▶ _EXTRACTED MATERIAL_
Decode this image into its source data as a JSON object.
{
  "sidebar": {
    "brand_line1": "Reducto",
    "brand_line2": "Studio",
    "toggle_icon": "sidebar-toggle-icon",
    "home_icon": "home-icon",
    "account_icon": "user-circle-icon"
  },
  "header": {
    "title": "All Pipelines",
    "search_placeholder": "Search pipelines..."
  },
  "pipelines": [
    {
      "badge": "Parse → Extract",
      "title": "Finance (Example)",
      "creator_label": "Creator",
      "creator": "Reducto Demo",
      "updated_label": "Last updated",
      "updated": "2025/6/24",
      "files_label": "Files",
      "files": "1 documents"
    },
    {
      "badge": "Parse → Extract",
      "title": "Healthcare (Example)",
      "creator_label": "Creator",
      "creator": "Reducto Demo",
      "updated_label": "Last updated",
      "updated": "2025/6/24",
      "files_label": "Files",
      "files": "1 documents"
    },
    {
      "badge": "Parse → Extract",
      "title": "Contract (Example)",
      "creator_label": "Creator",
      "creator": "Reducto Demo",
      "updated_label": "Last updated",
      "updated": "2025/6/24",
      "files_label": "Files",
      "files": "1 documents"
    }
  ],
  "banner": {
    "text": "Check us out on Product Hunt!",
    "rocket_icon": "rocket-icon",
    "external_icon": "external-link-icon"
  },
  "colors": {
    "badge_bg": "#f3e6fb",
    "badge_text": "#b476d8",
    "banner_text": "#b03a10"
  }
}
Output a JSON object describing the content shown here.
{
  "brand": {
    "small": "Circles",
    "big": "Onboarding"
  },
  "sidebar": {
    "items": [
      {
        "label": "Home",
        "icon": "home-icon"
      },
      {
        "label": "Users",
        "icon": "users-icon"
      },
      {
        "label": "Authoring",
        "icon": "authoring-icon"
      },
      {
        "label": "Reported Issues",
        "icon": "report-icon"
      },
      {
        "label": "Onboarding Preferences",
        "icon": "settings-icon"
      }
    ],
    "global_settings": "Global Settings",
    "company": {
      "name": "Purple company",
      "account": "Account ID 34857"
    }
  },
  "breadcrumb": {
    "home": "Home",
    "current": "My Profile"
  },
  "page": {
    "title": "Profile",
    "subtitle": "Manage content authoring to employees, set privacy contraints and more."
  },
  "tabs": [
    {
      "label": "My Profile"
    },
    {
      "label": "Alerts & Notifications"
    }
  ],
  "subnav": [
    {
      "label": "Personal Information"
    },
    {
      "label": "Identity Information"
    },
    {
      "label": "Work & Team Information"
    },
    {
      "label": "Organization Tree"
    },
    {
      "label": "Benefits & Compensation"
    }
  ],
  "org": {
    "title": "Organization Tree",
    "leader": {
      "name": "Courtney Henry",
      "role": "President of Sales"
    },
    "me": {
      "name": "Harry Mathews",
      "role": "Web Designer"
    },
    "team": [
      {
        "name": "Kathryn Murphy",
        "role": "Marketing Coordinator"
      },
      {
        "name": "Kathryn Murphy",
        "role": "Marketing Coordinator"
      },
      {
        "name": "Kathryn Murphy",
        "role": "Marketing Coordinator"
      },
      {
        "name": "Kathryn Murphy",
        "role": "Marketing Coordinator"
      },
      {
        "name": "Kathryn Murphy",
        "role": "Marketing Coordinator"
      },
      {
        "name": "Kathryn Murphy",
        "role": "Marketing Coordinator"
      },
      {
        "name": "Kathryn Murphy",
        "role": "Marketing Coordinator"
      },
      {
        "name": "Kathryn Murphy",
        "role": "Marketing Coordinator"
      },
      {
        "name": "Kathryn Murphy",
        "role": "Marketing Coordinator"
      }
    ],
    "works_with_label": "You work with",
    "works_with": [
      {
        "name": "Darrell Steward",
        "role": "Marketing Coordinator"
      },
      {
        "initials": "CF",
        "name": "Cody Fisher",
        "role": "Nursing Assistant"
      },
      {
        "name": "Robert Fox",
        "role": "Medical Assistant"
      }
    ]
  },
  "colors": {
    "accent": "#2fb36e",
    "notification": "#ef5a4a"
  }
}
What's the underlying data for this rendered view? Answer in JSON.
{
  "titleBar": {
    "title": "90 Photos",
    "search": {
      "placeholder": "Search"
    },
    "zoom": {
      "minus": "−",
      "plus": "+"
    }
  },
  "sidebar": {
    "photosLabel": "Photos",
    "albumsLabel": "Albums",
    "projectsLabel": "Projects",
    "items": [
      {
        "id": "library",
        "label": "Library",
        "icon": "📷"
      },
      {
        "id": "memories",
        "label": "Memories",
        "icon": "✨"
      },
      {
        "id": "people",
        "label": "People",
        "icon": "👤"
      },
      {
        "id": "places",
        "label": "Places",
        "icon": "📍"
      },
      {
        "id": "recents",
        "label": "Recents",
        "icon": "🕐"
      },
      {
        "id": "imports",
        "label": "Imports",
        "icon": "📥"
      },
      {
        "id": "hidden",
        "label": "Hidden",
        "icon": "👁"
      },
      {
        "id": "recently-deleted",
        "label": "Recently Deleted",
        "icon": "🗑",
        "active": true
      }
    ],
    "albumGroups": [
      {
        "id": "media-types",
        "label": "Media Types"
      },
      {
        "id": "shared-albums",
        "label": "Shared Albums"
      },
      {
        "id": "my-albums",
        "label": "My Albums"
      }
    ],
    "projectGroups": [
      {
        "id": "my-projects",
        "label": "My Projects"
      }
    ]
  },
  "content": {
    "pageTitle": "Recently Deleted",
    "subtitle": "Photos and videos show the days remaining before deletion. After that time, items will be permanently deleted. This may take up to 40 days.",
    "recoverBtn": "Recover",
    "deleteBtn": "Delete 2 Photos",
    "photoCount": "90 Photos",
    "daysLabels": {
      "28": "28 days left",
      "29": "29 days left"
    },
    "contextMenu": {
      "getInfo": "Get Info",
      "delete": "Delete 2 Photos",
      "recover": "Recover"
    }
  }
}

▶ _EXERCISE AIM_
Write out all of the records above exactly as they appear.

▶ _THE REPLY_
Decode this image into its source data as a JSON object.
{
  "sidebar": {
    "brand_line1": "Reducto",
    "brand_line2": "Studio",
    "toggle_icon": "sidebar-toggle-icon",
    "home_icon": "home-icon",
    "account_icon": "user-circle-icon"
  },
  "header": {
    "title": "All Pipelines",
    "search_placeholder": "Search pipelines..."
  },
  "pipelines": [
    {
      "badge": "Parse → Extract",
      "title": "Finance (Example)",
      "creator_label": "Creator",
      "creator": "Reducto Demo",
      "updated_label": "Last updated",
      "updated": "2025/6/24",
      "files_label": "Files",
      "files": "1 documents"
    },
    {
      "badge": "Parse → Extract",
      "title": "Healthcare (Example)",
      "creator_label": "Creator",
      "creator": "Reducto Demo",
      "updated_label": "Last updated",
      "updated": "2025/6/24",
      "files_label": "Files",
      "files": "1 documents"
    },
    {
      "badge": "Parse → Extract",
      "title": "Contract (Example)",
      "creator_label": "Creator",
      "creator": "Reducto Demo",
      "updated_label": "Last updated",
      "updated": "2025/6/24",
      "files_label": "Files",
      "files": "1 documents"
    }
  ],
  "banner": {
    "text": "Check us out on Product Hunt!",
    "rocket_icon": "rocket-icon",
    "external_icon": "external-link-icon"
  },
  "colors": {
    "badge_bg": "#f3e6fb",
    "badge_text": "#b476d8",
    "banner_text": "#b03a10"
  }
}
Output a JSON object describing the content shown here.
{
  "brand": {
    "small": "Circles",
    "big": "Onboarding"
  },
  "sidebar": {
    "items": [
      {
        "label": "Home",
        "icon": "home-icon"
      },
      {
        "label": "Users",
        "icon": "users-icon"
      },
      {
        "label": "Authoring",
        "icon": "authoring-icon"
      },
      {
        "label": "Reported Issues",
        "icon": "report-icon"
      },
      {
        "label": "Onboarding Preferences",
        "icon": "settings-icon"
      }
    ],
    "global_settings": "Global Settings",
    "company": {
      "name": "Purple company",
      "account": "Account ID 34857"
    }
  },
  "breadcrumb": {
    "home": "Home",
    "current": "My Profile"
  },
  "page": {
    "title": "Profile",
    "subtitle": "Manage content authoring to employees, set privacy contraints and more."
  },
  "tabs": [
    {
      "label": "My Profile"
    },
    {
      "label": "Alerts & Notifications"
    }
  ],
  "subnav": [
    {
      "label": "Personal Information"
    },
    {
      "label": "Identity Information"
    },
    {
      "label": "Work & Team Information"
    },
    {
      "label": "Organization Tree"
    },
    {
      "label": "Benefits & Compensation"
    }
  ],
  "org": {
    "title": "Organization Tree",
    "leader": {
      "name": "Courtney Henry",
      "role": "President of Sales"
    },
    "me": {
      "name": "Harry Mathews",
      "role": "Web Designer"
    },
    "team": [
      {
        "name": "Kathryn Murphy",
        "role": "Marketing Coordinator"
      },
      {
        "name": "Kathryn Murphy",
        "role": "Marketing Coordinator"
      },
      {
        "name": "Kathryn Murphy",
        "role": "Marketing Coordinator"
      },
      {
        "name": "Kathryn Murphy",
        "role": "Marketing Coordinator"
      },
      {
        "name": "Kathryn Murphy",
        "role": "Marketing Coordinator"
      },
      {
        "name": "Kathryn Murphy",
        "role": "Marketing Coordinator"
      },
      {
        "name": "Kathryn Murphy",
        "role": "Marketing Coordinator"
      },
      {
        "name": "Kathryn Murphy",
        "role": "Marketing Coordinator"
      },
      {
        "name": "Kathryn Murphy",
        "role": "Marketing Coordinator"
      }
    ],
    "works_with_label": "You work with",
    "works_with": [
      {
        "name": "Darrell Steward",
        "role": "Marketing Coordinator"
      },
      {
        "initials": "CF",
        "name": "Cody Fisher",
        "role": "Nursing Assistant"
      },
      {
        "name": "Robert Fox",
        "role": "Medical Assistant"
      }
    ]
  },
  "colors": {
    "accent": "#2fb36e",
    "notification": "#ef5a4a"
  }
}
What's the underlying data for this rendered view? Answer in JSON.
{
  "titleBar": {
    "title": "90 Photos",
    "search": {
      "placeholder": "Search"
    },
    "zoom": {
      "minus": "−",
      "plus": "+"
    }
  },
  "sidebar": {
    "photosLabel": "Photos",
    "albumsLabel": "Albums",
    "projectsLabel": "Projects",
    "items": [
      {
        "id": "library",
        "label": "Library",
        "icon": "📷"
      },
      {
        "id": "memories",
        "label": "Memories",
        "icon": "✨"
      },
      {
        "id": "people",
        "label": "People",
        "icon": "👤"
      },
      {
        "id": "places",
        "label": "Places",
        "icon": "📍"
      },
      {
        "id": "recents",
        "label": "Recents",
        "icon": "🕐"
      },
      {
        "id": "imports",
        "label": "Imports",
        "icon": "📥"
      },
      {
        "id": "hidden",
        "label": "Hidden",
        "icon": "👁"
      },
      {
        "id": "recently-deleted",
        "label": "Recently Deleted",
        "icon": "🗑",
        "active": true
      }
    ],
    "albumGroups": [
      {
        "id": "media-types",
        "label": "Media Types"
      },
      {
        "id": "shared-albums",
        "label": "Shared Albums"
      },
      {
        "id": "my-albums",
        "label": "My Albums"
      }
    ],
    "projectGroups": [
      {
        "id": "my-projects",
        "label": "My Projects"
      }
    ]
  },
  "content": {
    "pageTitle": "Recently Deleted",
    "subtitle": "Photos and videos show the days remaining before deletion. After that time, items will be permanently deleted. This may take up to 40 days.",
    "recoverBtn": "Recover",
    "deleteBtn": "Delete 2 Photos",
    "photoCount": "90 Photos",
    "daysLabels": {
      "28": "28 days left",
      "29": "29 days left"
    },
    "contextMenu": {
      "getInfo": "Get Info",
      "delete": "Delete 2 Photos",
      "recover": "Recover"
    }
  }
}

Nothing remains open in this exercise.